## [What the exercise asks]
Pictures do not belong in your copy. Repeat all the other data exactly.

------------------------------------------------------------

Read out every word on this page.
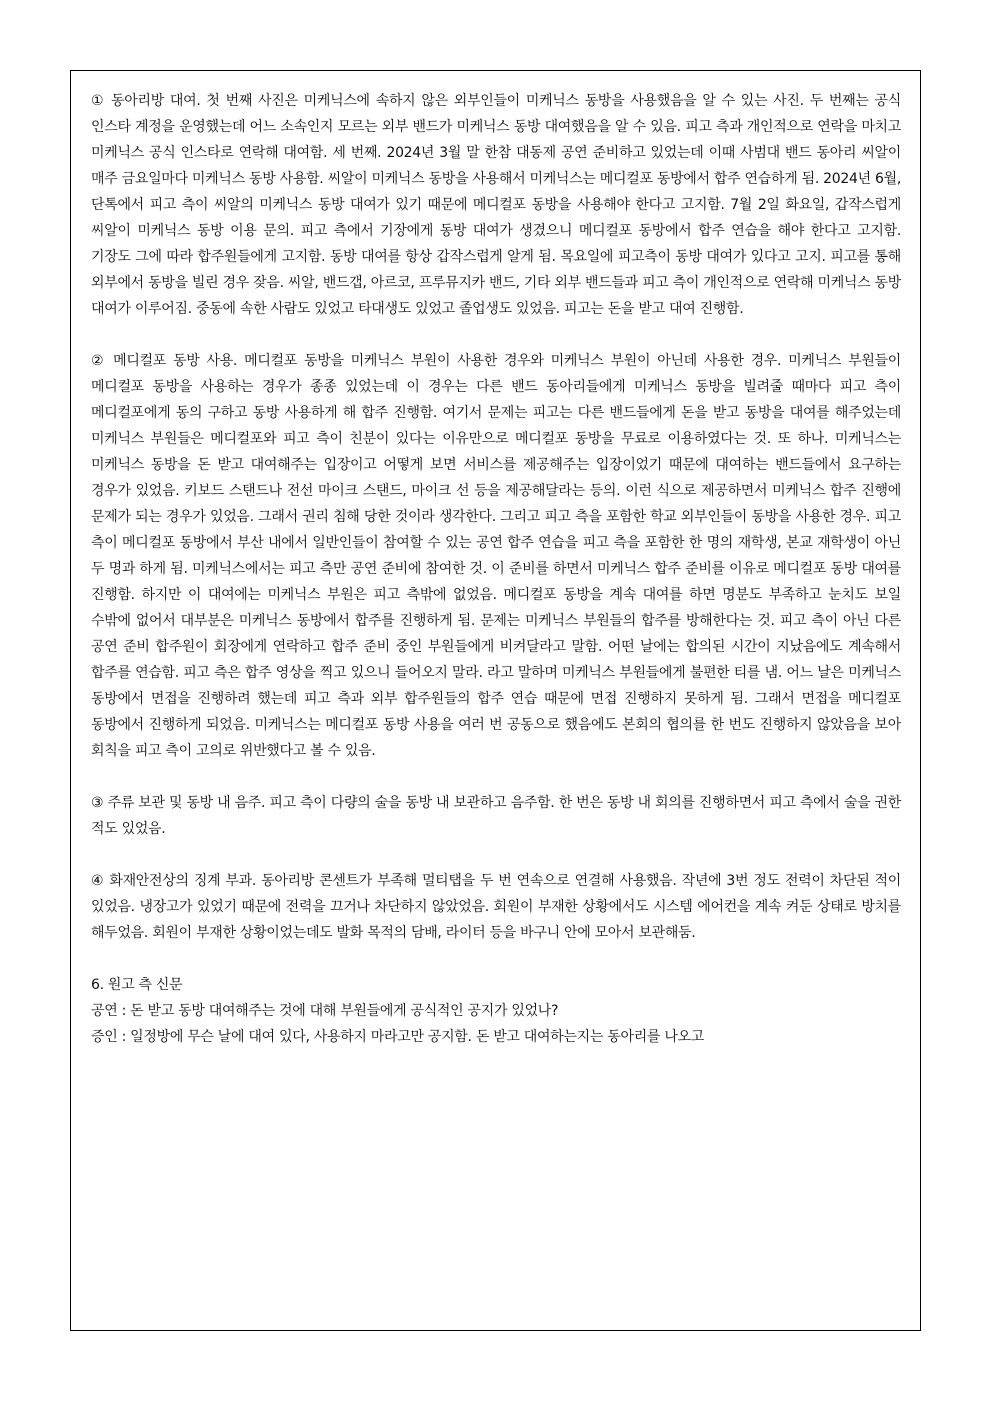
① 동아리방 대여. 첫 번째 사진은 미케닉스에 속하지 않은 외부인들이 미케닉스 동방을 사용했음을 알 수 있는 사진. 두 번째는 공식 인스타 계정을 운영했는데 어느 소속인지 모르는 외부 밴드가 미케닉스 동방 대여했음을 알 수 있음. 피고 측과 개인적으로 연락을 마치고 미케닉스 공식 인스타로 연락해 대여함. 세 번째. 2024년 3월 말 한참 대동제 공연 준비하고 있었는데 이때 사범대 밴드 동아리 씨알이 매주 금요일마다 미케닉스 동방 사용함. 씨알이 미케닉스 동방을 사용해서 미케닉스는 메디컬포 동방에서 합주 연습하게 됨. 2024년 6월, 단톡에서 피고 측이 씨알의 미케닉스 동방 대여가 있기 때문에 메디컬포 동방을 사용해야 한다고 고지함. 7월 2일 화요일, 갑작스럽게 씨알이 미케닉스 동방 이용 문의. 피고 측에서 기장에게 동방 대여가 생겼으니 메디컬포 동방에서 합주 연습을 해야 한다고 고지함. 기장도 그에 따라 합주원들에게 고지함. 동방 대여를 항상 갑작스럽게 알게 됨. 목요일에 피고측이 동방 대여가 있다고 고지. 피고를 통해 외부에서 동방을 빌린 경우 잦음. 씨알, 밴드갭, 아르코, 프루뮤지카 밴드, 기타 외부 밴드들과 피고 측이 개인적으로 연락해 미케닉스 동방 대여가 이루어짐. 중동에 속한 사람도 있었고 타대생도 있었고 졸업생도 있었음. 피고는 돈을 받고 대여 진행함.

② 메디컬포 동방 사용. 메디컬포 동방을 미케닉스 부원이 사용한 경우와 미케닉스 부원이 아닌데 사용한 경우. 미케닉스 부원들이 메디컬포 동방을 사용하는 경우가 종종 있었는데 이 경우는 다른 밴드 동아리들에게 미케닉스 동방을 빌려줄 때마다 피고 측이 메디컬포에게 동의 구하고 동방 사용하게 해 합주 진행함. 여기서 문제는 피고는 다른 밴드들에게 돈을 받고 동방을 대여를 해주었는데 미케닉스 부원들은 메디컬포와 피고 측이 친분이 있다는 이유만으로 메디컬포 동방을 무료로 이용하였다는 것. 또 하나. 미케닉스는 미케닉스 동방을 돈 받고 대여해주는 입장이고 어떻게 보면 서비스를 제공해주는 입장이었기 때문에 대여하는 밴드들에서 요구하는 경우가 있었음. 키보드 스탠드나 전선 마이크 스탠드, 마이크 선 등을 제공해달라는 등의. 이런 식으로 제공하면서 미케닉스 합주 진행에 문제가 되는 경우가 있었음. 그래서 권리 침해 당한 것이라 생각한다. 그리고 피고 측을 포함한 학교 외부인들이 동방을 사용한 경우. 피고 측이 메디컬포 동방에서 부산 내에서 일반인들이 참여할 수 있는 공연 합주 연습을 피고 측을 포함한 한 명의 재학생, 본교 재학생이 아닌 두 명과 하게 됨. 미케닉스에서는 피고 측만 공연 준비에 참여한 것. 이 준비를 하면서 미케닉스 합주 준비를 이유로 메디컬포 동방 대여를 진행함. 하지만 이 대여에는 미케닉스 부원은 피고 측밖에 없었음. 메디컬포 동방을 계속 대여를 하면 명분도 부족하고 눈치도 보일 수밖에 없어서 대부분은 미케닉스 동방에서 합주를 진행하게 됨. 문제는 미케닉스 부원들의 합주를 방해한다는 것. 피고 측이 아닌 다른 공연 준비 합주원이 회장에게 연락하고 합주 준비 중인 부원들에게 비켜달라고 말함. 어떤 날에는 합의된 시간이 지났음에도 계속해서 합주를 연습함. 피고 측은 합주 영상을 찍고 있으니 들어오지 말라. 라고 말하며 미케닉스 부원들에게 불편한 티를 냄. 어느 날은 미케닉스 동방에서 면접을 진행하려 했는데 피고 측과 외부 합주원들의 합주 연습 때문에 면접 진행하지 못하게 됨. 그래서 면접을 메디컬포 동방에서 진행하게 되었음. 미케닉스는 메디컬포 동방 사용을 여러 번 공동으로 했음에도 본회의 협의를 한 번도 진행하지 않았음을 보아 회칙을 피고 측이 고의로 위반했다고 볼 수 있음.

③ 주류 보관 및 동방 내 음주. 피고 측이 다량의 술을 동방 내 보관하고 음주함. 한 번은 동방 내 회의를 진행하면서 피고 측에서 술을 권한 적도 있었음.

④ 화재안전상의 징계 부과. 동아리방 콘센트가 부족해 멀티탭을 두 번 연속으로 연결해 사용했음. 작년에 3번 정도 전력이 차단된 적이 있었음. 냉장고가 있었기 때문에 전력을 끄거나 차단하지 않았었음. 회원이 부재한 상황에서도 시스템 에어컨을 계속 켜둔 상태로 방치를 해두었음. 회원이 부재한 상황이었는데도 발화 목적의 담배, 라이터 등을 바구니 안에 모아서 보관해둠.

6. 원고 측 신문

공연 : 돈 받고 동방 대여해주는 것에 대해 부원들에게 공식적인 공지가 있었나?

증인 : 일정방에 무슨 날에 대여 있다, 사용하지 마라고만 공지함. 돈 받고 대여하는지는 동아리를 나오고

------------------------------------------------------------

## [Solution to the problem]
Read out every word on this page.
① 동아리방 대여. 첫 번째 사진은 미케닉스에 속하지 않은 외부인들이 미케닉스 동방을 사용했음을 알 수 있는 사진. 두 번째는 공식 인스타 계정을 운영했는데 어느 소속인지 모르는 외부 밴드가 미케닉스 동방 대여했음을 알 수 있음. 피고 측과 개인적으로 연락을 마치고 미케닉스 공식 인스타로 연락해 대여함. 세 번째. 2024년 3월 말 한참 대동제 공연 준비하고 있었는데 이때 사범대 밴드 동아리 씨알이 매주 금요일마다 미케닉스 동방 사용함. 씨알이 미케닉스 동방을 사용해서 미케닉스는 메디컬포 동방에서 합주 연습하게 됨. 2024년 6월, 단톡에서 피고 측이 씨알의 미케닉스 동방 대여가 있기 때문에 메디컬포 동방을 사용해야 한다고 고지함. 7월 2일 화요일, 갑작스럽게 씨알이 미케닉스 동방 이용 문의. 피고 측에서 기장에게 동방 대여가 생겼으니 메디컬포 동방에서 합주 연습을 해야 한다고 고지함. 기장도 그에 따라 합주원들에게 고지함. 동방 대여를 항상 갑작스럽게 알게 됨. 목요일에 피고측이 동방 대여가 있다고 고지. 피고를 통해 외부에서 동방을 빌린 경우 잦음. 씨알, 밴드갭, 아르코, 프루뮤지카 밴드, 기타 외부 밴드들과 피고 측이 개인적으로 연락해 미케닉스 동방 대여가 이루어짐. 중동에 속한 사람도 있었고 타대생도 있었고 졸업생도 있었음. 피고는 돈을 받고 대여 진행함.

② 메디컬포 동방 사용. 메디컬포 동방을 미케닉스 부원이 사용한 경우와 미케닉스 부원이 아닌데 사용한 경우. 미케닉스 부원들이 메디컬포 동방을 사용하는 경우가 종종 있었는데 이 경우는 다른 밴드 동아리들에게 미케닉스 동방을 빌려줄 때마다 피고 측이 메디컬포에게 동의 구하고 동방 사용하게 해 합주 진행함. 여기서 문제는 피고는 다른 밴드들에게 돈을 받고 동방을 대여를 해주었는데 미케닉스 부원들은 메디컬포와 피고 측이 친분이 있다는 이유만으로 메디컬포 동방을 무료로 이용하였다는 것. 또 하나. 미케닉스는 미케닉스 동방을 돈 받고 대여해주는 입장이고 어떻게 보면 서비스를 제공해주는 입장이었기 때문에 대여하는 밴드들에서 요구하는 경우가 있었음. 키보드 스탠드나 전선 마이크 스탠드, 마이크 선 등을 제공해달라는 등의. 이런 식으로 제공하면서 미케닉스 합주 진행에 문제가 되는 경우가 있었음. 그래서 권리 침해 당한 것이라 생각한다. 그리고 피고 측을 포함한 학교 외부인들이 동방을 사용한 경우. 피고 측이 메디컬포 동방에서 부산 내에서 일반인들이 참여할 수 있는 공연 합주 연습을 피고 측을 포함한 한 명의 재학생, 본교 재학생이 아닌 두 명과 하게 됨. 미케닉스에서는 피고 측만 공연 준비에 참여한 것. 이 준비를 하면서 미케닉스 합주 준비를 이유로 메디컬포 동방 대여를 진행함. 하지만 이 대여에는 미케닉스 부원은 피고 측밖에 없었음. 메디컬포 동방을 계속 대여를 하면 명분도 부족하고 눈치도 보일 수밖에 없어서 대부분은 미케닉스 동방에서 합주를 진행하게 됨. 문제는 미케닉스 부원들의 합주를 방해한다는 것. 피고 측이 아닌 다른 공연 준비 합주원이 회장에게 연락하고 합주 준비 중인 부원들에게 비켜달라고 말함. 어떤 날에는 합의된 시간이 지났음에도 계속해서 합주를 연습함. 피고 측은 합주 영상을 찍고 있으니 들어오지 말라. 라고 말하며 미케닉스 부원들에게 불편한 티를 냄. 어느 날은 미케닉스 동방에서 면접을 진행하려 했는데 피고 측과 외부 합주원들의 합주 연습 때문에 면접 진행하지 못하게 됨. 그래서 면접을 메디컬포 동방에서 진행하게 되었음. 미케닉스는 메디컬포 동방 사용을 여러 번 공동으로 했음에도 본회의 협의를 한 번도 진행하지 않았음을 보아 회칙을 피고 측이 고의로 위반했다고 볼 수 있음.

③ 주류 보관 및 동방 내 음주. 피고 측이 다량의 술을 동방 내 보관하고 음주함. 한 번은 동방 내 회의를 진행하면서 피고 측에서 술을 권한 적도 있었음.

④ 화재안전상의 징계 부과. 동아리방 콘센트가 부족해 멀티탭을 두 번 연속으로 연결해 사용했음. 작년에 3번 정도 전력이 차단된 적이 있었음. 냉장고가 있었기 때문에 전력을 끄거나 차단하지 않았었음. 회원이 부재한 상황에서도 시스템 에어컨을 계속 켜둔 상태로 방치를 해두었음. 회원이 부재한 상황이었는데도 발화 목적의 담배, 라이터 등을 바구니 안에 모아서 보관해둠.

6. 원고 측 신문

공연 : 돈 받고 동방 대여해주는 것에 대해 부원들에게 공식적인 공지가 있었나?

증인 : 일정방에 무슨 날에 대여 있다, 사용하지 마라고만 공지함. 돈 받고 대여하는지는 동아리를 나오고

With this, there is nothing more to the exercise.